SHORT PROBLEM » Isolate every line in the data with the string "Mercancia" and copy it.

[Dataset items]
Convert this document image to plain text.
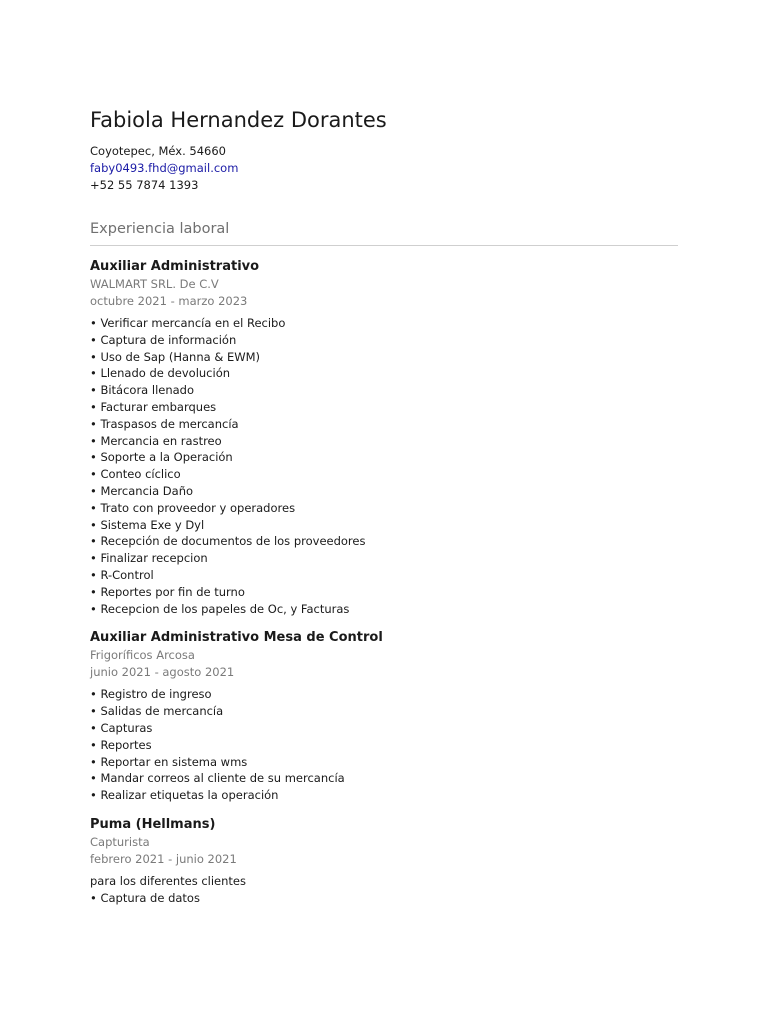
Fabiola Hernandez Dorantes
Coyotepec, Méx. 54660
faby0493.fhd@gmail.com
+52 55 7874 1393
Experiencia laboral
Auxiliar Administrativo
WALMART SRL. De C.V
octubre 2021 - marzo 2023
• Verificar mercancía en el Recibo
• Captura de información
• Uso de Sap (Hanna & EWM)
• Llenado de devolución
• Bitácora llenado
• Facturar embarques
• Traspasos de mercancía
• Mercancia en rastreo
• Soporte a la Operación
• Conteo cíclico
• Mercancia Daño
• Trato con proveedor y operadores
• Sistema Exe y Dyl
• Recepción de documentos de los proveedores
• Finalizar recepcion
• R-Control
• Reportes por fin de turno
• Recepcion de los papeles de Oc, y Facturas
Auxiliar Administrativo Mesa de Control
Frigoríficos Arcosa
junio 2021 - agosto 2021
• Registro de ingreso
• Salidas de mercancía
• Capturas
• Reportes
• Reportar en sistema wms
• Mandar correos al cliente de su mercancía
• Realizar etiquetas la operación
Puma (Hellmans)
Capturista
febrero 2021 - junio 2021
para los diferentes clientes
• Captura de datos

RESULT OF THE TASK »
• Mercancia en rastreo
• Mercancia Daño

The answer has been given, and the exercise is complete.